▸ **What is asked**
Search the records for "Quarter" and copy each line that holds it.

......

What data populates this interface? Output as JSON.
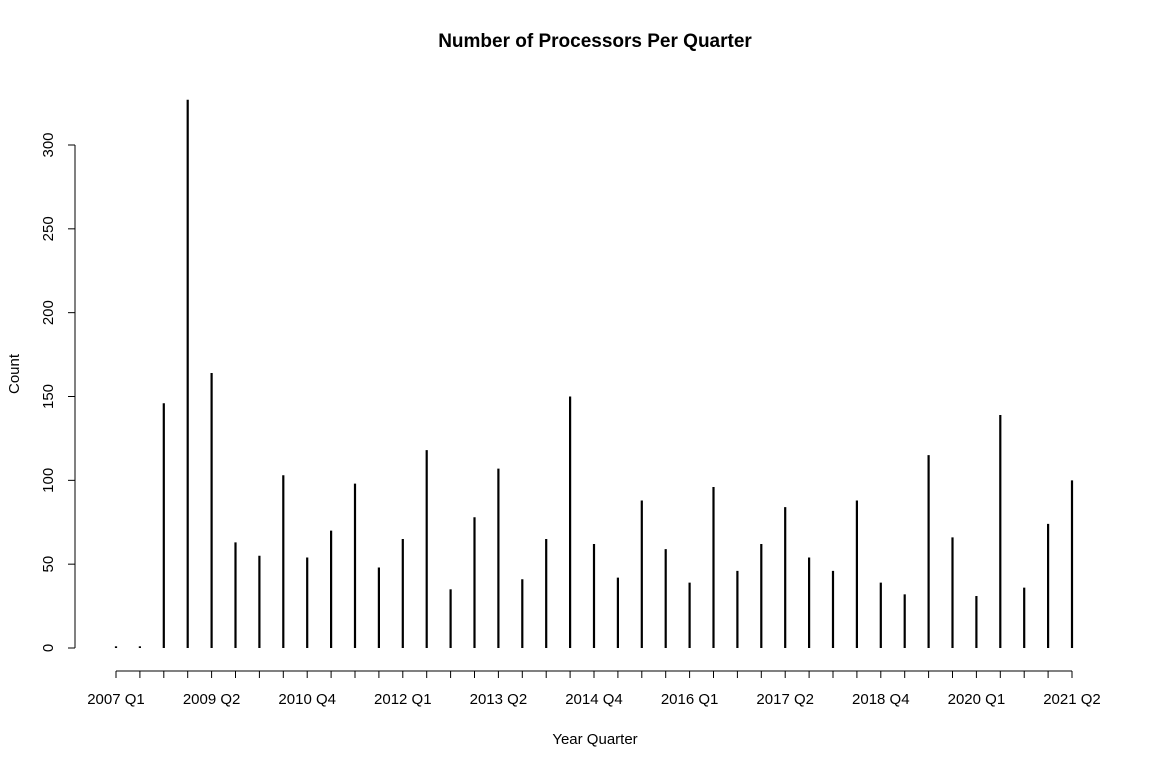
{
  "chart_data": {
    "type": "bar",
    "title": "Number of Processors Per Quarter",
    "xlabel": "Year Quarter",
    "ylabel": "Count",
    "ylim": [
      0,
      330
    ],
    "yticks": [
      0,
      50,
      100,
      150,
      200,
      250,
      300
    ],
    "x_tick_labels": [
      {
        "index": 0,
        "label": "2007 Q1"
      },
      {
        "index": 4,
        "label": "2009 Q2"
      },
      {
        "index": 8,
        "label": "2010 Q4"
      },
      {
        "index": 12,
        "label": "2012 Q1"
      },
      {
        "index": 16,
        "label": "2013 Q2"
      },
      {
        "index": 20,
        "label": "2014 Q4"
      },
      {
        "index": 24,
        "label": "2016 Q1"
      },
      {
        "index": 28,
        "label": "2017 Q2"
      },
      {
        "index": 32,
        "label": "2018 Q4"
      },
      {
        "index": 36,
        "label": "2020 Q1"
      },
      {
        "index": 40,
        "label": "2021 Q2"
      }
    ],
    "values": [
      1,
      1,
      146,
      327,
      164,
      63,
      55,
      103,
      54,
      70,
      98,
      48,
      65,
      118,
      35,
      78,
      107,
      41,
      65,
      150,
      62,
      42,
      88,
      59,
      39,
      96,
      46,
      62,
      84,
      54,
      46,
      88,
      39,
      32,
      115,
      66,
      31,
      139,
      36,
      74,
      100
    ],
    "grid": false,
    "legend": "none"
  }
}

......

▸ **Full solution**
    "title": "Number of Processors Per Quarter",
    "xlabel": "Year Quarter",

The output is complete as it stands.